Dataset rows
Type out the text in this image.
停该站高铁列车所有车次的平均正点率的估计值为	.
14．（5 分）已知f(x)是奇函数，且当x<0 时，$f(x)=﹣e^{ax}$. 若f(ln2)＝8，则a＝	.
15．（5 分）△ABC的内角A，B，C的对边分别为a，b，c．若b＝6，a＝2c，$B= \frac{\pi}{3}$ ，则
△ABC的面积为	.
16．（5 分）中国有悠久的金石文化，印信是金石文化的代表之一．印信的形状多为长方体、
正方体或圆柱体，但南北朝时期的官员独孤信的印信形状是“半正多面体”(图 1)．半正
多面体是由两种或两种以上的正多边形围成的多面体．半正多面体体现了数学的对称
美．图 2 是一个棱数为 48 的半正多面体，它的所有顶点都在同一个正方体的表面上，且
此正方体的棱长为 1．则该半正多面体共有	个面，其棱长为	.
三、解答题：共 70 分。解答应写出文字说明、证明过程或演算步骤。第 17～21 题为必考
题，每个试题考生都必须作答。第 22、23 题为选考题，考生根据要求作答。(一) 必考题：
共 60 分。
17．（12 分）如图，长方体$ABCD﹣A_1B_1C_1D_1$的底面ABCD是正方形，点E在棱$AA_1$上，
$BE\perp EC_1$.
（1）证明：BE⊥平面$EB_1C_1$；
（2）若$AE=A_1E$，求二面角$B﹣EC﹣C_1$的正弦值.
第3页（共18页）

§ INSTRUCTIONS TO FOLLOW: Repeat every entry exactly as written above.

§ THE RESULT:
Type out the text in this image.
停该站高铁列车所有车次的平均正点率的估计值为	.
14．（5 分）已知f(x)是奇函数，且当x<0 时，$f(x)=﹣e^{ax}$. 若f(ln2)＝8，则a＝	.
15．（5 分）△ABC的内角A，B，C的对边分别为a，b，c．若b＝6，a＝2c，$B= \frac{\pi}{3}$ ，则
△ABC的面积为	.
16．（5 分）中国有悠久的金石文化，印信是金石文化的代表之一．印信的形状多为长方体、
正方体或圆柱体，但南北朝时期的官员独孤信的印信形状是“半正多面体”(图 1)．半正
多面体是由两种或两种以上的正多边形围成的多面体．半正多面体体现了数学的对称
美．图 2 是一个棱数为 48 的半正多面体，它的所有顶点都在同一个正方体的表面上，且
此正方体的棱长为 1．则该半正多面体共有	个面，其棱长为	.
三、解答题：共 70 分。解答应写出文字说明、证明过程或演算步骤。第 17～21 题为必考
题，每个试题考生都必须作答。第 22、23 题为选考题，考生根据要求作答。(一) 必考题：
共 60 分。
17．（12 分）如图，长方体$ABCD﹣A_1B_1C_1D_1$的底面ABCD是正方形，点E在棱$AA_1$上，
$BE\perp EC_1$.
（1）证明：BE⊥平面$EB_1C_1$；
（2）若$AE=A_1E$，求二面角$B﹣EC﹣C_1$的正弦值.
第3页（共18页）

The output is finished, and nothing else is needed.